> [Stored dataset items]
┌──

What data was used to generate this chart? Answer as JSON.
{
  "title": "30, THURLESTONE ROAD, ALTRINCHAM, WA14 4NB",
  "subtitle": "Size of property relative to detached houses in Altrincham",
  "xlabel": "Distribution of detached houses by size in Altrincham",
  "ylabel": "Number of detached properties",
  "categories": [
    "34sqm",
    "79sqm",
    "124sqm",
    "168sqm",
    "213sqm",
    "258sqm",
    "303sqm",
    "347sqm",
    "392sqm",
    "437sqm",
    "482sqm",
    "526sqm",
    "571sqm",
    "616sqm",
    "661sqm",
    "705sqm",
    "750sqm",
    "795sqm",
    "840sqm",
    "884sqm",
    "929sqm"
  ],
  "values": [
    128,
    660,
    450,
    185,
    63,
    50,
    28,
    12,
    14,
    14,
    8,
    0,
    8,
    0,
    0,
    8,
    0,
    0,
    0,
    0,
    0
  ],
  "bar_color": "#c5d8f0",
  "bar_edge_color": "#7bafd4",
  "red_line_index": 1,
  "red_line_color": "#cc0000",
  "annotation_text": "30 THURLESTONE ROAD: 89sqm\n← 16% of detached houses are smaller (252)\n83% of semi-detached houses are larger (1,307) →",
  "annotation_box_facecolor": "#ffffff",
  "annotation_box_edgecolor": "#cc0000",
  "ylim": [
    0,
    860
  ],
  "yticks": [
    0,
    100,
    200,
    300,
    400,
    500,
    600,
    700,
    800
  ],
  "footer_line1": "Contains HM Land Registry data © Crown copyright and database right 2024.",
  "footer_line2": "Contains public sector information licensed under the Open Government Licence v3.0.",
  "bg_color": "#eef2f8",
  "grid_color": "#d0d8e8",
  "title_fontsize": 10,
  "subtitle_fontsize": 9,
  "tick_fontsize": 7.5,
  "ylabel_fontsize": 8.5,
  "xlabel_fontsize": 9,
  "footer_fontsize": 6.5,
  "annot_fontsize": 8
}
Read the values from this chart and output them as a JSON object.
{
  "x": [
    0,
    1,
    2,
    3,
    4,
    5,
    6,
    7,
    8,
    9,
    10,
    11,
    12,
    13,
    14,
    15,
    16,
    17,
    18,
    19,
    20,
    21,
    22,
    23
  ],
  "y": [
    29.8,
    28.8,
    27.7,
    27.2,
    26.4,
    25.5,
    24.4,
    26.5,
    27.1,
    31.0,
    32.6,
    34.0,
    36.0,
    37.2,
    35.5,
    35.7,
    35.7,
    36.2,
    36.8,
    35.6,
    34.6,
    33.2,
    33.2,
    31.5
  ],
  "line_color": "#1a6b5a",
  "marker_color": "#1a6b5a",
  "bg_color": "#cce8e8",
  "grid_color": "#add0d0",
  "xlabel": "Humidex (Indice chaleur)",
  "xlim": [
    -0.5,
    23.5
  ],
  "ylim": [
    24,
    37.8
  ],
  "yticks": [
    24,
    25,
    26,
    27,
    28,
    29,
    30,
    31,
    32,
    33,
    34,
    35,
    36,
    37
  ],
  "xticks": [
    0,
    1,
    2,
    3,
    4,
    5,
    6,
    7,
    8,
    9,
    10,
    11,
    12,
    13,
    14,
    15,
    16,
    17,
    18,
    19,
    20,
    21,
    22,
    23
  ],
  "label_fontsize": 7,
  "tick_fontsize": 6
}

└──

> [YOUR TASK] Identify each line in the entries with the word "THURLESTONE" and copy it.

> [WORKED ANSWER]
  "title": "30, THURLESTONE ROAD, ALTRINCHAM, WA14 4NB",
  "annotation_text": "30 THURLESTONE ROAD: 89sqm\n← 16% of detached houses are smaller (252)\n83% of semi-detached houses are larger (1,307) →",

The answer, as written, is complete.